• _THE EXERCISE_:
Extract all of the data and reproduce it precisely.

• _INFORMATION SUPPLIED_:
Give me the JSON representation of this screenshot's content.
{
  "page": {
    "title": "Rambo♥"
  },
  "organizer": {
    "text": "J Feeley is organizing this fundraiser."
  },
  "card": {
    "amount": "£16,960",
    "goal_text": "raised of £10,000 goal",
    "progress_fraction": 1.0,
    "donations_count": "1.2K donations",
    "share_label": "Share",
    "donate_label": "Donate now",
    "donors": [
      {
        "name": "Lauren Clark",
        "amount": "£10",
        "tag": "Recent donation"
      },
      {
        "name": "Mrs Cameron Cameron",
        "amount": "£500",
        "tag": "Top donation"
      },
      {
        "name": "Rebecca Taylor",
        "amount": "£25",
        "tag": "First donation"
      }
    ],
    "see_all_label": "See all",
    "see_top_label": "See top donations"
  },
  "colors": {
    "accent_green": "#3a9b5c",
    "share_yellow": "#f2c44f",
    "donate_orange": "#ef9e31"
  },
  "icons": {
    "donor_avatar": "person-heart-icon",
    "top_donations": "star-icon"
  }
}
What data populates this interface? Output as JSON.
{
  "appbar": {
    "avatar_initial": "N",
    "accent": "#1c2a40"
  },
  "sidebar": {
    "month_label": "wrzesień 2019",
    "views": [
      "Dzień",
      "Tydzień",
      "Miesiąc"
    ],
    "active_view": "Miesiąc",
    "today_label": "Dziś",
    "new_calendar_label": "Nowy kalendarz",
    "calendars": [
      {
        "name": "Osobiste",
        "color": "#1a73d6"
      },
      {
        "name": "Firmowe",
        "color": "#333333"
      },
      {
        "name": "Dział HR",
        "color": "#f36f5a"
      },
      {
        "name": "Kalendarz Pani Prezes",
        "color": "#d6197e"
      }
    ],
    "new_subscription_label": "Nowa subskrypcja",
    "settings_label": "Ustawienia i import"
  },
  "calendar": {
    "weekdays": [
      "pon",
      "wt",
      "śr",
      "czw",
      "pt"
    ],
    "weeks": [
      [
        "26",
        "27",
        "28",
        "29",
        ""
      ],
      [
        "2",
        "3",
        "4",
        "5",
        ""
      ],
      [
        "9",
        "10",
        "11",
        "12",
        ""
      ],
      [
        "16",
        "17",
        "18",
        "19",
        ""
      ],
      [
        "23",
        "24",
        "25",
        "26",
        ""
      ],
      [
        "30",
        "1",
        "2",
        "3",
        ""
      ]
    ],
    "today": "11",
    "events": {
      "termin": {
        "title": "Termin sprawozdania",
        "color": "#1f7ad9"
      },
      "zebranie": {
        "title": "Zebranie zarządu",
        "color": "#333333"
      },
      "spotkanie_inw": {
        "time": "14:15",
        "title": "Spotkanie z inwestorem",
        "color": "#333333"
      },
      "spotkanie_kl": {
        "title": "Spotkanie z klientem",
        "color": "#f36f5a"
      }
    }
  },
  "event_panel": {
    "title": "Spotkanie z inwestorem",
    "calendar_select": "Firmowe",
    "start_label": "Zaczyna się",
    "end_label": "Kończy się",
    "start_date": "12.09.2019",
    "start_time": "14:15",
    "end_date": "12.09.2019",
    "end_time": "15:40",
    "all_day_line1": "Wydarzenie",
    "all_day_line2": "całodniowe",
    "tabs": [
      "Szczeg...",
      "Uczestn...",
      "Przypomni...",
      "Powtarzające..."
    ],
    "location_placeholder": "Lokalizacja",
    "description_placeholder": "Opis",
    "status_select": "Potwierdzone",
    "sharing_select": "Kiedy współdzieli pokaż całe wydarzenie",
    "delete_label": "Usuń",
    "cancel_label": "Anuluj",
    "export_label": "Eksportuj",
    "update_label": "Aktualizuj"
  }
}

• _EXPECTED ANSWER_:
Give me the JSON representation of this screenshot's content.
{
  "page": {
    "title": "Rambo♥"
  },
  "organizer": {
    "text": "J Feeley is organizing this fundraiser."
  },
  "card": {
    "amount": "£16,960",
    "goal_text": "raised of £10,000 goal",
    "progress_fraction": 1.0,
    "donations_count": "1.2K donations",
    "share_label": "Share",
    "donate_label": "Donate now",
    "donors": [
      {
        "name": "Lauren Clark",
        "amount": "£10",
        "tag": "Recent donation"
      },
      {
        "name": "Mrs Cameron Cameron",
        "amount": "£500",
        "tag": "Top donation"
      },
      {
        "name": "Rebecca Taylor",
        "amount": "£25",
        "tag": "First donation"
      }
    ],
    "see_all_label": "See all",
    "see_top_label": "See top donations"
  },
  "colors": {
    "accent_green": "#3a9b5c",
    "share_yellow": "#f2c44f",
    "donate_orange": "#ef9e31"
  },
  "icons": {
    "donor_avatar": "person-heart-icon",
    "top_donations": "star-icon"
  }
}
What data populates this interface? Output as JSON.
{
  "appbar": {
    "avatar_initial": "N",
    "accent": "#1c2a40"
  },
  "sidebar": {
    "month_label": "wrzesień 2019",
    "views": [
      "Dzień",
      "Tydzień",
      "Miesiąc"
    ],
    "active_view": "Miesiąc",
    "today_label": "Dziś",
    "new_calendar_label": "Nowy kalendarz",
    "calendars": [
      {
        "name": "Osobiste",
        "color": "#1a73d6"
      },
      {
        "name": "Firmowe",
        "color": "#333333"
      },
      {
        "name": "Dział HR",
        "color": "#f36f5a"
      },
      {
        "name": "Kalendarz Pani Prezes",
        "color": "#d6197e"
      }
    ],
    "new_subscription_label": "Nowa subskrypcja",
    "settings_label": "Ustawienia i import"
  },
  "calendar": {
    "weekdays": [
      "pon",
      "wt",
      "śr",
      "czw",
      "pt"
    ],
    "weeks": [
      [
        "26",
        "27",
        "28",
        "29",
        ""
      ],
      [
        "2",
        "3",
        "4",
        "5",
        ""
      ],
      [
        "9",
        "10",
        "11",
        "12",
        ""
      ],
      [
        "16",
        "17",
        "18",
        "19",
        ""
      ],
      [
        "23",
        "24",
        "25",
        "26",
        ""
      ],
      [
        "30",
        "1",
        "2",
        "3",
        ""
      ]
    ],
    "today": "11",
    "events": {
      "termin": {
        "title": "Termin sprawozdania",
        "color": "#1f7ad9"
      },
      "zebranie": {
        "title": "Zebranie zarządu",
        "color": "#333333"
      },
      "spotkanie_inw": {
        "time": "14:15",
        "title": "Spotkanie z inwestorem",
        "color": "#333333"
      },
      "spotkanie_kl": {
        "title": "Spotkanie z klientem",
        "color": "#f36f5a"
      }
    }
  },
  "event_panel": {
    "title": "Spotkanie z inwestorem",
    "calendar_select": "Firmowe",
    "start_label": "Zaczyna się",
    "end_label": "Kończy się",
    "start_date": "12.09.2019",
    "start_time": "14:15",
    "end_date": "12.09.2019",
    "end_time": "15:40",
    "all_day_line1": "Wydarzenie",
    "all_day_line2": "całodniowe",
    "tabs": [
      "Szczeg...",
      "Uczestn...",
      "Przypomni...",
      "Powtarzające..."
    ],
    "location_placeholder": "Lokalizacja",
    "description_placeholder": "Opis",
    "status_select": "Potwierdzone",
    "sharing_select": "Kiedy współdzieli pokaż całe wydarzenie",
    "delete_label": "Usuń",
    "cancel_label": "Anuluj",
    "export_label": "Eksportuj",
    "update_label": "Aktualizuj"
  }
}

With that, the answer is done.